Start of Data extract

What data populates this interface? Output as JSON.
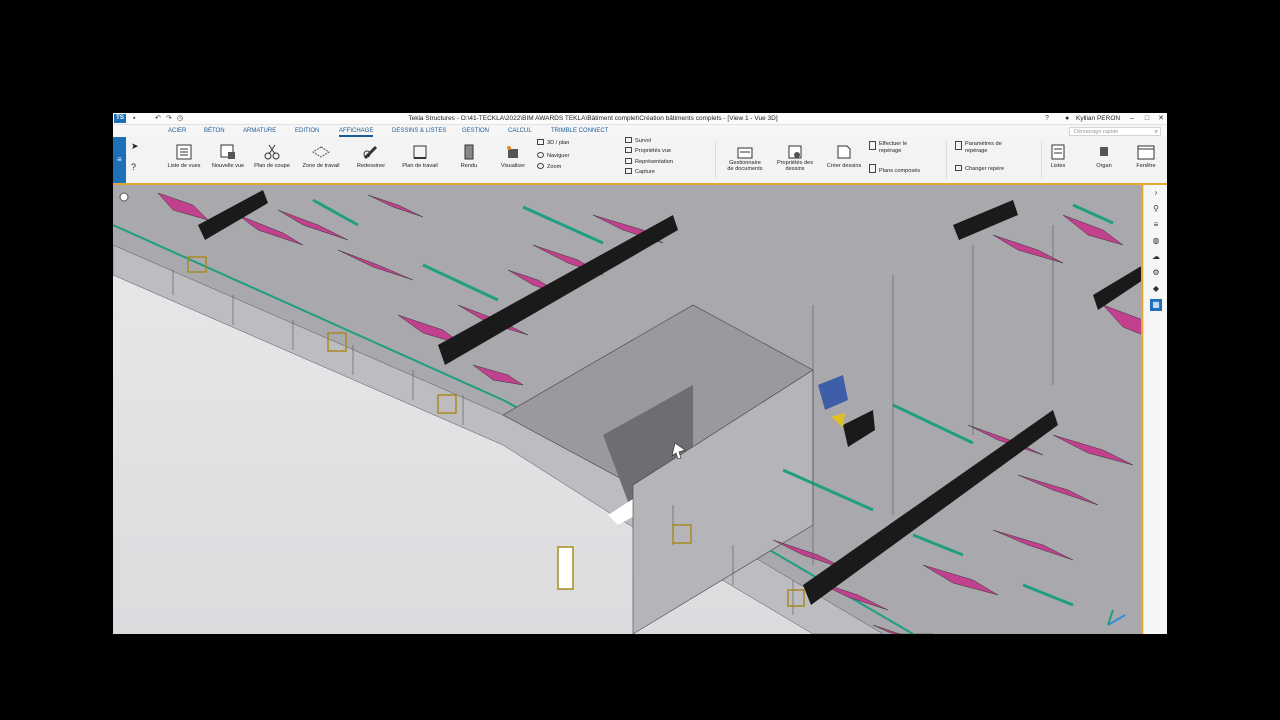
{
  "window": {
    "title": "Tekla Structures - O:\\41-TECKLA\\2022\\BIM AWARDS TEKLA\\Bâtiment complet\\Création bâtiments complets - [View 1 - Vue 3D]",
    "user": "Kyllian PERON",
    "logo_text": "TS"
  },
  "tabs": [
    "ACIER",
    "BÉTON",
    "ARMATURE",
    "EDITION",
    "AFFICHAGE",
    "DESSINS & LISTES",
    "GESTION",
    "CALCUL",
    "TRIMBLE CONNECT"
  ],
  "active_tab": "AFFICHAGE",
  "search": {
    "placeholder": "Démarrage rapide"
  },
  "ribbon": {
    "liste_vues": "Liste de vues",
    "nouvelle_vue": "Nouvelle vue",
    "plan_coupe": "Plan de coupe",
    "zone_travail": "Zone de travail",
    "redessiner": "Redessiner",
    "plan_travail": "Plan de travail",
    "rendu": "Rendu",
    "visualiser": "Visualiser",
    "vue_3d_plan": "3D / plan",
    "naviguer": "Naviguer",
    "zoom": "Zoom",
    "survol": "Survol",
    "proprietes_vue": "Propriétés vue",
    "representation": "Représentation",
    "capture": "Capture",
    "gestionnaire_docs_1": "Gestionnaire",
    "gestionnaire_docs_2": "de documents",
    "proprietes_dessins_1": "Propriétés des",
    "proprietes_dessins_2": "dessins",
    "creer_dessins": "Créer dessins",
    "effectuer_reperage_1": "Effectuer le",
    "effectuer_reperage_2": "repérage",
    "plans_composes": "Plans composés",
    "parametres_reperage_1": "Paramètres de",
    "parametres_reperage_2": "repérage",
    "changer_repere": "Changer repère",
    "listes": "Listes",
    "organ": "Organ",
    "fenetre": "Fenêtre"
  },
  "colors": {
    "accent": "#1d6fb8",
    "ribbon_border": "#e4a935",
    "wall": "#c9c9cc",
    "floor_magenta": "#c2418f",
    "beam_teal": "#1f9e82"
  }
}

End of Data extract

What the task asks
Write out every line of the listing that holds the word "Propriétés".

Result of the exercise
    "proprietes_vue": "Propriétés vue",
    "proprietes_dessins_1": "Propriétés des",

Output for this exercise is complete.